=== TEXTO PARA LEER ===
En tiempos de crisis y desamparo, el oyente, como el lector, suele acudir a lo que ofrece más seguridad emocional y el country más auténtico servía de refugio en los setenta para el ciudadano medio estadounidense. Esa década fue un periodo traumático para el país. Como se cuenta en “Breve historia de Estados Unidos”, de Philip Jenkins, los telespectadores norteamericanos contemplaron el inolvidable espectáculo de los aterrorizados refugiados que intentaban escapar de Saigón en los últimos helicópteros de Estados Unidos, que había caído ante los comunistas en Vietnam y Camboya. A la deplorable situación en el exterior, se sumaba la crisis del petróleo tras la guerra del Yom Kippur, que llevó a millones de estadounidenses a hacer colas para conseguir algo de gasolina, y una estructura interna podrida ejemplificada con el escándalo de Watergate, que sentenció a Richard Nixon y disparó la desconfianza social con la clase política hasta límites nunca vistos. Fallando la economía y los cargos públicos, a mediados de los setenta, había pocas cosas a las que acogerse, y una de ellas era la música, el country que, con sus historias y su imagen tradicional, aportaba el sentimiento necesario de confianza y familiaridad. Los “outlaws” eran el fiel reflejo de los hombres que no fallaban: con su imagen de proscritos, parecían caminar su propio camino fuera de la decadente élite política y social mientras tenían sus propias reglas de estilo, poniendo más sangre a las composiciones y añadiendo rudo honky tonk allí donde había un tazón de azúcar.

En 1973, Jennings había publicado su excelente, “Honky tonk heroes”, y, al hacer equipo con Willie Nelson, ayudó a la explosión del sonido de los nuevos proscritos en sencillos como ‘Good hearted woman’, publicado en 1976, o, especialmente, con el álbum “Wanted: The Outlaws”, grabado con el propio Nelson, Tompall Glaser y la esposa de este, Jessi Colter. La declaración de principios a todas voces llegó dos años después con el gran éxito que Nelson y Jennings consiguieron con el tema, ‘Mamas don’t let your babies grow up to be cowboys’. Fueron años de reconocimiento y perspectiva sin perder la esencia y la emoción del mejor country.

=== TAREAS ===
**1.** ¿Puedes copiar del texto sobre el country de los setenta el fragmento que va desde "En 1973, Jennings" hasta "del mejor country.", ambos incluidos?
**2.** ¿Podrías seguir escribiendo el texto sobre el country de los setenta a partir de su última oración?

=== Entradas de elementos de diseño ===
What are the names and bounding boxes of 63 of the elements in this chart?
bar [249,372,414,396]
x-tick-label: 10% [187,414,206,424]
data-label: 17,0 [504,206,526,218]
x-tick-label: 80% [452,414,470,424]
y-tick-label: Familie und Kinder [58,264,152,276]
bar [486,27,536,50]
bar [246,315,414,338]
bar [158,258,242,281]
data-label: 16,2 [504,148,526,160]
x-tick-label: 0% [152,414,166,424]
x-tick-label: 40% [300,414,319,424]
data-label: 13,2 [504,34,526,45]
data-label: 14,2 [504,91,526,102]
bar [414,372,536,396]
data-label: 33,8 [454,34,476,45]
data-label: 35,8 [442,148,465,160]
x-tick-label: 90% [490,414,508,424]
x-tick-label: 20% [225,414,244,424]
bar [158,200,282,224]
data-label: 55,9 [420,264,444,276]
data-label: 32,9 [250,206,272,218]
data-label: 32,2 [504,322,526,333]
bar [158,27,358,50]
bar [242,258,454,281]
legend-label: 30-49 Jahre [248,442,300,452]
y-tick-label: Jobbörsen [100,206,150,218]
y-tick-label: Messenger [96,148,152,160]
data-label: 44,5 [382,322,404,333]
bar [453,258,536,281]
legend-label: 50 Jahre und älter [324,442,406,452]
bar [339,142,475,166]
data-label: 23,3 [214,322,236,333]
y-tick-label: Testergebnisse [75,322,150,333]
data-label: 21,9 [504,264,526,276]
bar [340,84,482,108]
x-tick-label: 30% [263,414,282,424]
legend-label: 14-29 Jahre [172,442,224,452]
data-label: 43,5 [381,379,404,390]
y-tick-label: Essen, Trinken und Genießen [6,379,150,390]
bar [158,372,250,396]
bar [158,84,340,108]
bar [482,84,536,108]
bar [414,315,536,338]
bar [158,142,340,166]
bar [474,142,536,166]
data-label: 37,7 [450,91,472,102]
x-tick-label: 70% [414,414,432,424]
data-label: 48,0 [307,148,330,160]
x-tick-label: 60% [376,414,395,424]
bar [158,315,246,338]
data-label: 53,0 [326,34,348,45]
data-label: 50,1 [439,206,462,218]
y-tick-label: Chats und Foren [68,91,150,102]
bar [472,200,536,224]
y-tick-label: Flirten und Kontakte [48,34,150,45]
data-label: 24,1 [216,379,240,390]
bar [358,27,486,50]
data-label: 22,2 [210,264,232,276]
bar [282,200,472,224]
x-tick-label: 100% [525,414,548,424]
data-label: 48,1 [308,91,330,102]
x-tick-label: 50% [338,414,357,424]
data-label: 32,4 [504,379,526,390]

=== RESPUESTAS DEL EJERCICIO ===
**1.**
En 1973, Jennings había publicado su excelente, “Honky tonk heroes”, y, al hacer equipo con Willie Nelson, ayudó a la explosión del sonido de los nuevos proscritos en sencillos como ‘Good hearted woman’, publicado en 1976, o, especialmente, con el álbum “Wanted: The Outlaws”, grabado con el propio Nelson, Tompall Glaser y la esposa de este, Jessi Colter. La declaración de principios a todas voces llegó dos años después con el gran éxito que Nelson y Jennings consiguieron con el tema, ‘Mamas don’t let your babies grow up to be cowboys’. Fueron años de reconocimiento y perspectiva sin perder la esencia y la emoción del mejor country.

**2.**
Algo que no tuvo en los ochenta. La década de la consolidación de la música disco y de los sintetizadores lastraron sonidos desnudos como los del country. Y Jennings no salió ileso de esa avalancha de producciones de despacho y chequera. Además, fue víctima del consumo de cocaína. Su adicción a las drogas le machacó y le dejo sin un dólar. Fue el comienzo de un largo declive que terminó en los noventa, pese a formar parte en 1985 de los Highwaymen, el supergrupo integrado por Johnny Cash, Willie Nelson, Kris Kristofferson y el propio Jennings. Alcanzaron el número uno con la versión del tema de Jimmy Webb, ‘Highwayman’, siendo un airoso intento de devolver a la country music algo de dignidad y raíces en un mercado cada año más saturado de productos prefabricados.

Pero Jennings era ya como un fantasma del pasado y decidió recluirse en el desierto de Arizona. Cuando Nashville se hizo como un parque de atracciones, el músico de Texas intentó seguir disparando con su música, pero ya no producía la misma resonancia. No dejó de grabar ni dejó de girar. Tristemente, su relación con Nelson, que borró de su cuenta parte de los años con él, se esfumó en el maremágnum del tiempo. Sin apenas dinero ni el calor del gran público, Jennings pasó sus últimos años de vida en una silla de ruedas hasta que murió en 2002. Se acabó la munición. Pero, en el viejo Oeste de la música popular, sus disparos, a modo de canciones, dejaron una señal irremplazable. Country con sabor a Texas, de orgullo herido y condición de supervivencia. Música que mitifica después de muerto, pero que responde a una premisa: nada merece la pena si no se siente.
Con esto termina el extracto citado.